## The exercise
Write every line of the material out exactly as shown.

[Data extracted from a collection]

+ + +

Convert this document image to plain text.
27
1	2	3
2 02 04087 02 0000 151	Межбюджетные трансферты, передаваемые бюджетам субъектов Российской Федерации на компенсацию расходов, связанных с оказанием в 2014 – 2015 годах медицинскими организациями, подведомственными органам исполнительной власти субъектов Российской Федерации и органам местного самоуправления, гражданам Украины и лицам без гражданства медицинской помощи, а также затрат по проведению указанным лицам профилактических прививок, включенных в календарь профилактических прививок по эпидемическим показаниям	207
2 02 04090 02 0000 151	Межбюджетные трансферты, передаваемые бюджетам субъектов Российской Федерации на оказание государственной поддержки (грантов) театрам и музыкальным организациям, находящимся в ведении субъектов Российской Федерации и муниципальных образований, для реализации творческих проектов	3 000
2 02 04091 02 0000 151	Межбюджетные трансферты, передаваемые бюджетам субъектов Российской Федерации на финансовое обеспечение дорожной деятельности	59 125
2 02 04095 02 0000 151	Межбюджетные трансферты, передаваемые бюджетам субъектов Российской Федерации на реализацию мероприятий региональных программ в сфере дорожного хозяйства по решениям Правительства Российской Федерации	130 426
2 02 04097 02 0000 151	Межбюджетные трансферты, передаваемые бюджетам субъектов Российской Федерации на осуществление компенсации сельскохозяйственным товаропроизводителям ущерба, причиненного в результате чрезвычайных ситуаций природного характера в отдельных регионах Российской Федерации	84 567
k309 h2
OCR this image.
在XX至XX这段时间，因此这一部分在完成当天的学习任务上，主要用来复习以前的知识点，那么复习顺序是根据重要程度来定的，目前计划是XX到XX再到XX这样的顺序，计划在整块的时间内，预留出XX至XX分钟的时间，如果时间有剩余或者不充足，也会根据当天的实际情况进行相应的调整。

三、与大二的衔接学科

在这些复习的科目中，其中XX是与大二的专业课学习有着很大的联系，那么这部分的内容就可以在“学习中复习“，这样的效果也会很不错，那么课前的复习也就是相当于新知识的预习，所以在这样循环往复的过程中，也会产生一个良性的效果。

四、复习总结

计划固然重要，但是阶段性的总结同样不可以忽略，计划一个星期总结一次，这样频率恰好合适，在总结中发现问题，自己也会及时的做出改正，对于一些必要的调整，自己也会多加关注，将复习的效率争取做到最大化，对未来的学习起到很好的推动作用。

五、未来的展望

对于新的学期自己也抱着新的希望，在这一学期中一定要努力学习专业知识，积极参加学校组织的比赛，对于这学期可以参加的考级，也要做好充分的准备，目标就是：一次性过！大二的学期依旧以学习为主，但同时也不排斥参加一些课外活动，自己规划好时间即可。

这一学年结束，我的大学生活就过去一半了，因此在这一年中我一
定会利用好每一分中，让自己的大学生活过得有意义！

+ + +

## Exercise response
Convert this document image to plain text.
27
1	2	3
2 02 04087 02 0000 151	Межбюджетные трансферты, передаваемые бюджетам субъектов Российской Федерации на компенсацию расходов, связанных с оказанием в 2014 – 2015 годах медицинскими организациями, подведомственными органам исполнительной власти субъектов Российской Федерации и органам местного самоуправления, гражданам Украины и лицам без гражданства медицинской помощи, а также затрат по проведению указанным лицам профилактических прививок, включенных в календарь профилактических прививок по эпидемическим показаниям	207
2 02 04090 02 0000 151	Межбюджетные трансферты, передаваемые бюджетам субъектов Российской Федерации на оказание государственной поддержки (грантов) театрам и музыкальным организациям, находящимся в ведении субъектов Российской Федерации и муниципальных образований, для реализации творческих проектов	3 000
2 02 04091 02 0000 151	Межбюджетные трансферты, передаваемые бюджетам субъектов Российской Федерации на финансовое обеспечение дорожной деятельности	59 125
2 02 04095 02 0000 151	Межбюджетные трансферты, передаваемые бюджетам субъектов Российской Федерации на реализацию мероприятий региональных программ в сфере дорожного хозяйства по решениям Правительства Российской Федерации	130 426
2 02 04097 02 0000 151	Межбюджетные трансферты, передаваемые бюджетам субъектов Российской Федерации на осуществление компенсации сельскохозяйственным товаропроизводителям ущерба, причиненного в результате чрезвычайных ситуаций природного характера в отдельных регионах Российской Федерации	84 567
k309 h2
OCR this image.
在XX至XX这段时间，因此这一部分在完成当天的学习任务上，主要用来复习以前的知识点，那么复习顺序是根据重要程度来定的，目前计划是XX到XX再到XX这样的顺序，计划在整块的时间内，预留出XX至XX分钟的时间，如果时间有剩余或者不充足，也会根据当天的实际情况进行相应的调整。

三、与大二的衔接学科

在这些复习的科目中，其中XX是与大二的专业课学习有着很大的联系，那么这部分的内容就可以在“学习中复习“，这样的效果也会很不错，那么课前的复习也就是相当于新知识的预习，所以在这样循环往复的过程中，也会产生一个良性的效果。

四、复习总结

计划固然重要，但是阶段性的总结同样不可以忽略，计划一个星期总结一次，这样频率恰好合适，在总结中发现问题，自己也会及时的做出改正，对于一些必要的调整，自己也会多加关注，将复习的效率争取做到最大化，对未来的学习起到很好的推动作用。

五、未来的展望

对于新的学期自己也抱着新的希望，在这一学期中一定要努力学习专业知识，积极参加学校组织的比赛，对于这学期可以参加的考级，也要做好充分的准备，目标就是：一次性过！大二的学期依旧以学习为主，但同时也不排斥参加一些课外活动，自己规划好时间即可。

这一学年结束，我的大学生活就过去一半了，因此在这一年中我一
定会利用好每一分中，让自己的大学生活过得有意义！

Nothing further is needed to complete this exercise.